Take all the material and copy it exactly.

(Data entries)
════
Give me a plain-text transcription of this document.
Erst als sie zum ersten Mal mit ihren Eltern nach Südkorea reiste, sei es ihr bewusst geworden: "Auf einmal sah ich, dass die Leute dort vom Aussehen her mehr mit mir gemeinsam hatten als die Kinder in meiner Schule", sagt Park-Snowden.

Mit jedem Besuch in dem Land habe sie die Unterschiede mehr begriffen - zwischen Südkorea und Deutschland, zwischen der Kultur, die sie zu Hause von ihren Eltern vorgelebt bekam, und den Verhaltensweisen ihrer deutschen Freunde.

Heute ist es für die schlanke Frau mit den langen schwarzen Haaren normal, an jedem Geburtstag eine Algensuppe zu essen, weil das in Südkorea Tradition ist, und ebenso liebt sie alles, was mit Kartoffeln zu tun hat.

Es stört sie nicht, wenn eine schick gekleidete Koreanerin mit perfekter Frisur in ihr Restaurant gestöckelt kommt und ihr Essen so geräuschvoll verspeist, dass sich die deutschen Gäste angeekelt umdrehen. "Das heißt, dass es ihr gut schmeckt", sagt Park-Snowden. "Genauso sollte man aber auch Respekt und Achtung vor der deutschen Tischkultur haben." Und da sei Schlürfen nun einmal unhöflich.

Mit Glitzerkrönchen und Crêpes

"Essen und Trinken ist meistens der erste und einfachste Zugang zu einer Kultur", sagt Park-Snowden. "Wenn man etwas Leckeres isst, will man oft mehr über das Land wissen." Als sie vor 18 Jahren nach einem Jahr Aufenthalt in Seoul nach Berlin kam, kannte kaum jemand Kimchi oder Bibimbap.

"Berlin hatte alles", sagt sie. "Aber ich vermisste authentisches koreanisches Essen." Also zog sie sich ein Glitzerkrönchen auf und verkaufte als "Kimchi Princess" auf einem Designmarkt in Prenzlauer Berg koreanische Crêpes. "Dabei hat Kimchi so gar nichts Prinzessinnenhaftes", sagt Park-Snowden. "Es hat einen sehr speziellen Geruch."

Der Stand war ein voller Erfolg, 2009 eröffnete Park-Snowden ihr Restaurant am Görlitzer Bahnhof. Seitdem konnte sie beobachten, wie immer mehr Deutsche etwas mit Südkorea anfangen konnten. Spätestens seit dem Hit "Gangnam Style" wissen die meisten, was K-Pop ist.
════
• [CORRECT RESPONSE]:
Give me a plain-text transcription of this document.
Erst als sie zum ersten Mal mit ihren Eltern nach Südkorea reiste, sei es ihr bewusst geworden: "Auf einmal sah ich, dass die Leute dort vom Aussehen her mehr mit mir gemeinsam hatten als die Kinder in meiner Schule", sagt Park-Snowden.

Mit jedem Besuch in dem Land habe sie die Unterschiede mehr begriffen - zwischen Südkorea und Deutschland, zwischen der Kultur, die sie zu Hause von ihren Eltern vorgelebt bekam, und den Verhaltensweisen ihrer deutschen Freunde.

Heute ist es für die schlanke Frau mit den langen schwarzen Haaren normal, an jedem Geburtstag eine Algensuppe zu essen, weil das in Südkorea Tradition ist, und ebenso liebt sie alles, was mit Kartoffeln zu tun hat.

Es stört sie nicht, wenn eine schick gekleidete Koreanerin mit perfekter Frisur in ihr Restaurant gestöckelt kommt und ihr Essen so geräuschvoll verspeist, dass sich die deutschen Gäste angeekelt umdrehen. "Das heißt, dass es ihr gut schmeckt", sagt Park-Snowden. "Genauso sollte man aber auch Respekt und Achtung vor der deutschen Tischkultur haben." Und da sei Schlürfen nun einmal unhöflich.

Mit Glitzerkrönchen und Crêpes

"Essen und Trinken ist meistens der erste und einfachste Zugang zu einer Kultur", sagt Park-Snowden. "Wenn man etwas Leckeres isst, will man oft mehr über das Land wissen." Als sie vor 18 Jahren nach einem Jahr Aufenthalt in Seoul nach Berlin kam, kannte kaum jemand Kimchi oder Bibimbap.

"Berlin hatte alles", sagt sie. "Aber ich vermisste authentisches koreanisches Essen." Also zog sie sich ein Glitzerkrönchen auf und verkaufte als "Kimchi Princess" auf einem Designmarkt in Prenzlauer Berg koreanische Crêpes. "Dabei hat Kimchi so gar nichts Prinzessinnenhaftes", sagt Park-Snowden. "Es hat einen sehr speziellen Geruch."

Der Stand war ein voller Erfolg, 2009 eröffnete Park-Snowden ihr Restaurant am Görlitzer Bahnhof. Seitdem konnte sie beobachten, wie immer mehr Deutsche etwas mit Südkorea anfangen konnten. Spätestens seit dem Hit "Gangnam Style" wissen die meisten, was K-Pop ist.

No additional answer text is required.